● **TASK INSTRUCTIONS**:
Reply with one number: how many lines contain the word "image".

————————

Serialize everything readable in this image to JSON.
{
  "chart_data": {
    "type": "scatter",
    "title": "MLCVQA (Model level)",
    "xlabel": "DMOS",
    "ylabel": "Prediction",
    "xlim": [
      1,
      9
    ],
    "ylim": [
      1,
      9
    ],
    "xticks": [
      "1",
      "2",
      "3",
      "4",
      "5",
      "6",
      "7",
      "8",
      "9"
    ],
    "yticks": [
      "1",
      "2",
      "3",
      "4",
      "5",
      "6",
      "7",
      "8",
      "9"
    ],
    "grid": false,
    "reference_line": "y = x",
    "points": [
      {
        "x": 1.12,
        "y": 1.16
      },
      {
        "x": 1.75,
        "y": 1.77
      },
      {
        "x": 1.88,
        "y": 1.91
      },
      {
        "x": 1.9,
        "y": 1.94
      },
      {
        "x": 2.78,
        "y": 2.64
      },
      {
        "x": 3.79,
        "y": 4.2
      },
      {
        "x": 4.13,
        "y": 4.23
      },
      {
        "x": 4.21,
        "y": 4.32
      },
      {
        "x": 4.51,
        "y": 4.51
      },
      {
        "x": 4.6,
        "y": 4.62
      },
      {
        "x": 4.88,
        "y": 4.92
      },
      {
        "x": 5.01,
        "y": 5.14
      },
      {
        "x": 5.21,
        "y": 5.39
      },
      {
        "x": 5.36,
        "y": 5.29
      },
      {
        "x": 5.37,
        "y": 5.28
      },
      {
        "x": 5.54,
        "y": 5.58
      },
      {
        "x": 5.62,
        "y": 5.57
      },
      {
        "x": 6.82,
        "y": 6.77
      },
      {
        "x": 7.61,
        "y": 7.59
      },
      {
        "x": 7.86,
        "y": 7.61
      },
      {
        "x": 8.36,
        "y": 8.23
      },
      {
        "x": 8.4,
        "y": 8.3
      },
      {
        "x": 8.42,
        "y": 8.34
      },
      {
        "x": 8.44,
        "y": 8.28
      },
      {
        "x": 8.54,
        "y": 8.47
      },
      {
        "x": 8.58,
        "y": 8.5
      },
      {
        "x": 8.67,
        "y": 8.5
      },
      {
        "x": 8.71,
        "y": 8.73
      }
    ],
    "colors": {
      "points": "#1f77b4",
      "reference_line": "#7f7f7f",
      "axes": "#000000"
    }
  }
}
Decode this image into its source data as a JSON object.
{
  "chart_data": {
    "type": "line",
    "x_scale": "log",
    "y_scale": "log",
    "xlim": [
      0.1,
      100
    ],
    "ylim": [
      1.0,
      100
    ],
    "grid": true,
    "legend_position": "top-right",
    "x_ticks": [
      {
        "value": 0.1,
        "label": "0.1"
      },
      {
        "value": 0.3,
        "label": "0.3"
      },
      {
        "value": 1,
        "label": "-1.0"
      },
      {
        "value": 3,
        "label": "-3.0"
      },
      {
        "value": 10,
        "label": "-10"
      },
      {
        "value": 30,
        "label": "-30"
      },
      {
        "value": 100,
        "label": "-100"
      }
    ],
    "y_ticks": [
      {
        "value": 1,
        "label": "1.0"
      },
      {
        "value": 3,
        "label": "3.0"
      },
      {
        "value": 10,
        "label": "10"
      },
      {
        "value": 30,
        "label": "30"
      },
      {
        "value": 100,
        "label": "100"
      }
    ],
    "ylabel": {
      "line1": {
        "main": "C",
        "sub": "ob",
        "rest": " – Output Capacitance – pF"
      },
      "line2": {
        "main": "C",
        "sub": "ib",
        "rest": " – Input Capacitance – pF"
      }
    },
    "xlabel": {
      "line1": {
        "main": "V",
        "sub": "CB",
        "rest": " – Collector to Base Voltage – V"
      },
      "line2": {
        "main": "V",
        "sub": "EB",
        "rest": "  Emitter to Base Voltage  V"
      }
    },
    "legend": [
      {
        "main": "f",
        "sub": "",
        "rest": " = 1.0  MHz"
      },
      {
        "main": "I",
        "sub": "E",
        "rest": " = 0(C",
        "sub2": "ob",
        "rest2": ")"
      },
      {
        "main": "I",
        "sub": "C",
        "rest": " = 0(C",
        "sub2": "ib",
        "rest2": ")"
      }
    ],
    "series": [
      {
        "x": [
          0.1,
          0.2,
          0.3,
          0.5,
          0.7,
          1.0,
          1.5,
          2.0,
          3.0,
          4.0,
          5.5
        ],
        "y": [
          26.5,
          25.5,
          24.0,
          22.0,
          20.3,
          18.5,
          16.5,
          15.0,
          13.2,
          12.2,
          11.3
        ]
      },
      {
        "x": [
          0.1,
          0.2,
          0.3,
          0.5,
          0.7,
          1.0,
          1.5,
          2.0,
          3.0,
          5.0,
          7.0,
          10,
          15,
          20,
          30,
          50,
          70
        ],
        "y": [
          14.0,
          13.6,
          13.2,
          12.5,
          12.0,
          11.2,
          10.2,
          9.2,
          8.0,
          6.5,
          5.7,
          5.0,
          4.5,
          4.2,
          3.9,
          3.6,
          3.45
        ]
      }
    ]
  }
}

————————

● **ANSWER FOR THE TASK**:
2